Using the records below, report how many lines hold "nrange", with no extra text.

* start DATASET ROWS *

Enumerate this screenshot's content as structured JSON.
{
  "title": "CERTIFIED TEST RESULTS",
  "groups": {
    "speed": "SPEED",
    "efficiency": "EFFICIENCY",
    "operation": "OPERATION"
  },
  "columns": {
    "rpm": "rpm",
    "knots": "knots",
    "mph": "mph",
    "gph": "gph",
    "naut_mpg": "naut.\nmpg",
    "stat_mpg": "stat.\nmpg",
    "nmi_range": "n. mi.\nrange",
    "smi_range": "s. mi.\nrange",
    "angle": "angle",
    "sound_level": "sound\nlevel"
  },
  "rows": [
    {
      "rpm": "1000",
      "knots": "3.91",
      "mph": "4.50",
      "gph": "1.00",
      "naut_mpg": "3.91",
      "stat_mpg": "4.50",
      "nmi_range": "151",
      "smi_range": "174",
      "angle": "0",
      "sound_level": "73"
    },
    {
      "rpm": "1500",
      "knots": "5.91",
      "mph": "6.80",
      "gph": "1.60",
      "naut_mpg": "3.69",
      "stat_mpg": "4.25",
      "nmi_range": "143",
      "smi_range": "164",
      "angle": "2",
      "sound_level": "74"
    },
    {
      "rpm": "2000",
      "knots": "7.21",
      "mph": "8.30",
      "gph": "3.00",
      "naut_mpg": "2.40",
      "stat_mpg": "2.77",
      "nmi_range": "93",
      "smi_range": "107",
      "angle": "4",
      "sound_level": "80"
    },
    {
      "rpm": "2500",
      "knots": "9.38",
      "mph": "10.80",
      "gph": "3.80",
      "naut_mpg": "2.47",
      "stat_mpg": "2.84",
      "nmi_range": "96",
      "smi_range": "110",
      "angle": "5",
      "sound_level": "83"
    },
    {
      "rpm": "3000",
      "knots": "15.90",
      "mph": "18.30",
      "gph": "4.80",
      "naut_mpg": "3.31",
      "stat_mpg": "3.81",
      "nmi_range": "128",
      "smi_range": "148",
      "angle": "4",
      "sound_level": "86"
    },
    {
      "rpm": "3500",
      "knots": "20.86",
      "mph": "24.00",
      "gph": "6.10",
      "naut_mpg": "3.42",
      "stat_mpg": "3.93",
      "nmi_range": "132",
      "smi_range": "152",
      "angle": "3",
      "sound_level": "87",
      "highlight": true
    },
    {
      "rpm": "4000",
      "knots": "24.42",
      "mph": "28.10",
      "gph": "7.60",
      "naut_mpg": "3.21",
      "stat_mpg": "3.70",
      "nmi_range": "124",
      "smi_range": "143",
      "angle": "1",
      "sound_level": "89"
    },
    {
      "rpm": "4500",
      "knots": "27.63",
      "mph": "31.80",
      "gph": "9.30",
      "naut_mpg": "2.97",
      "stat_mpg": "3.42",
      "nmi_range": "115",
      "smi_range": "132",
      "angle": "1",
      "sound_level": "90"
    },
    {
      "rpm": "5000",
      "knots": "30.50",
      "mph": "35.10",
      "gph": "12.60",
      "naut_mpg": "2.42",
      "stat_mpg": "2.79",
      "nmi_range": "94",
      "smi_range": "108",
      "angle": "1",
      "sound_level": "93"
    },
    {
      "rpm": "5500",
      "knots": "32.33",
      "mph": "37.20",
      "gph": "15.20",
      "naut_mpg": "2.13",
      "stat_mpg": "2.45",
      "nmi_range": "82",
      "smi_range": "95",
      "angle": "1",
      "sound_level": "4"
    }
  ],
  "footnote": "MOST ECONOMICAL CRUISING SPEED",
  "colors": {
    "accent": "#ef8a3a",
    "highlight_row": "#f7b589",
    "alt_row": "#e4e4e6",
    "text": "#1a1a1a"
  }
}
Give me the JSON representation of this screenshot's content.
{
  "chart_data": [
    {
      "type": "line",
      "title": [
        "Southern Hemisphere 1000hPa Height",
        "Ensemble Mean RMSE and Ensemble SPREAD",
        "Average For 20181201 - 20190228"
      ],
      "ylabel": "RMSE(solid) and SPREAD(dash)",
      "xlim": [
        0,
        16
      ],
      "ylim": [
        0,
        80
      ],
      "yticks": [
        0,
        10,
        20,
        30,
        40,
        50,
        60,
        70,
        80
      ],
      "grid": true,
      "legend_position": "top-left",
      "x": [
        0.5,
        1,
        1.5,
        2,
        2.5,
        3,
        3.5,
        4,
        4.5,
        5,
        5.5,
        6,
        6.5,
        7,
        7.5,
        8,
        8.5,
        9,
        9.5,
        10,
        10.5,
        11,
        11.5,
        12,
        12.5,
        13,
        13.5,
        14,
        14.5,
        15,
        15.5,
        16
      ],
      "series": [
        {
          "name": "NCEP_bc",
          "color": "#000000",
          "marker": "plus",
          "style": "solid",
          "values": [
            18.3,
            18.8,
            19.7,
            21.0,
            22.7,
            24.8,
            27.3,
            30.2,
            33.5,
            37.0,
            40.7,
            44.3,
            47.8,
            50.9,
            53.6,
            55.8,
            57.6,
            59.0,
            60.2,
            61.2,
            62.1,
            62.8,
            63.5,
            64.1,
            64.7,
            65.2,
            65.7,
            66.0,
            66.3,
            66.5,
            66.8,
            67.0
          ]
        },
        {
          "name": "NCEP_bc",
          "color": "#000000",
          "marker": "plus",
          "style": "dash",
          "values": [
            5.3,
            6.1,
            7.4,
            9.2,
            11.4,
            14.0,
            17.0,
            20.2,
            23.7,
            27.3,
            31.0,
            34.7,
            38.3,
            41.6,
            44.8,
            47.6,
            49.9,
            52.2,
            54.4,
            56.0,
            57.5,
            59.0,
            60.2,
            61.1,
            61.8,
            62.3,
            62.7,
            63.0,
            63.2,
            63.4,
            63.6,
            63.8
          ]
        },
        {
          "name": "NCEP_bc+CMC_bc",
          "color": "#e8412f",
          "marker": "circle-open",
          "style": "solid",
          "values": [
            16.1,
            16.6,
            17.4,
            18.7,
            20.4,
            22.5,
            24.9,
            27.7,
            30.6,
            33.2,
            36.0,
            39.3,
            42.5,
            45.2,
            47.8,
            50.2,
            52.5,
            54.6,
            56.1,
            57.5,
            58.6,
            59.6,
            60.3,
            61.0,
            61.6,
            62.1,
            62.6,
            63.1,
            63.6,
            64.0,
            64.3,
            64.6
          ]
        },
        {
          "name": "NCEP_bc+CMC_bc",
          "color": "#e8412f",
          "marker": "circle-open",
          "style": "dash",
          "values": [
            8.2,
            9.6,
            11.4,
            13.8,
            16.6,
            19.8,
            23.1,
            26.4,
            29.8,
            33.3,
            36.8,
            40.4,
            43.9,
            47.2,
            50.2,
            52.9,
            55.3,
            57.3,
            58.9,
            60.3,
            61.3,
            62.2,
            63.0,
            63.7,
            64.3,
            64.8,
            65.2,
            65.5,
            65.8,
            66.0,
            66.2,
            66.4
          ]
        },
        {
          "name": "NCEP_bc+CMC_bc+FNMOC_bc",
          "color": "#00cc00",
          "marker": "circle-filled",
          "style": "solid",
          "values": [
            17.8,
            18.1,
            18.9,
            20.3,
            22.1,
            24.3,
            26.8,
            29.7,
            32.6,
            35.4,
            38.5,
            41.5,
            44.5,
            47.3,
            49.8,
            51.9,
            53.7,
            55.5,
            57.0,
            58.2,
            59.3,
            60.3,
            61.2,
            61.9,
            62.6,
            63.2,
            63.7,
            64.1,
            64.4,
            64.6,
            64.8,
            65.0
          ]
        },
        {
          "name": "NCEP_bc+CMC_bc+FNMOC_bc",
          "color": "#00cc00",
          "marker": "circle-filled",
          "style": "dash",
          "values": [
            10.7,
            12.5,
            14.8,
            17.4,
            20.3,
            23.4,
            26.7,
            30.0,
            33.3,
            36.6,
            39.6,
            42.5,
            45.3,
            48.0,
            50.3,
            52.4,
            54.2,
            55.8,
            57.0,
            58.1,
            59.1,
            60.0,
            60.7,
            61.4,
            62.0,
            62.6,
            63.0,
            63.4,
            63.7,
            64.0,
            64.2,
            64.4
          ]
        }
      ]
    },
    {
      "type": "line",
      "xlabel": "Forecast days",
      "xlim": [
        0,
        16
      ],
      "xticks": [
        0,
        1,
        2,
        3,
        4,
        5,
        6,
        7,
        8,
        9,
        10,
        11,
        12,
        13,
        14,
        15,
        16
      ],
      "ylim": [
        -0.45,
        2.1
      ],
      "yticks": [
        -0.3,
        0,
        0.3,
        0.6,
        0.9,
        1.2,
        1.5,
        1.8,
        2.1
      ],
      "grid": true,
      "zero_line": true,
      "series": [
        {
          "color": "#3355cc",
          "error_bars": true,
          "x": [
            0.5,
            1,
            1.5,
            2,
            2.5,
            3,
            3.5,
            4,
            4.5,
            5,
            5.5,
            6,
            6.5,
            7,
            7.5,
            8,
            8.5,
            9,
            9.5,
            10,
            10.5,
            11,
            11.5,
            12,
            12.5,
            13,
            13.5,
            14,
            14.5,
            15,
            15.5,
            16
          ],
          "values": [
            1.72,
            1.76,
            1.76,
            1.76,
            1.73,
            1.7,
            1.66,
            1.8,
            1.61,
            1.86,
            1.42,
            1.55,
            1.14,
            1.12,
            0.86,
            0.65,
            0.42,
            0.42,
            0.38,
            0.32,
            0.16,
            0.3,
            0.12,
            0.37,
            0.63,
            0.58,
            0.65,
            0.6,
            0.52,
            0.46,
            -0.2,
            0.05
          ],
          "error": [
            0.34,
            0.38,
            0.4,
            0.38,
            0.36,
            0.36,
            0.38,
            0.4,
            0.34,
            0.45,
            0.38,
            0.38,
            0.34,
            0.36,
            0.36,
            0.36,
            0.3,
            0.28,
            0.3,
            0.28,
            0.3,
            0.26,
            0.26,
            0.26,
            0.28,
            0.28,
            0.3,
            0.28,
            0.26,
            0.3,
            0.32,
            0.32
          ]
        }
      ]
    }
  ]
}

* end DATASET ROWS *

REPLY: 2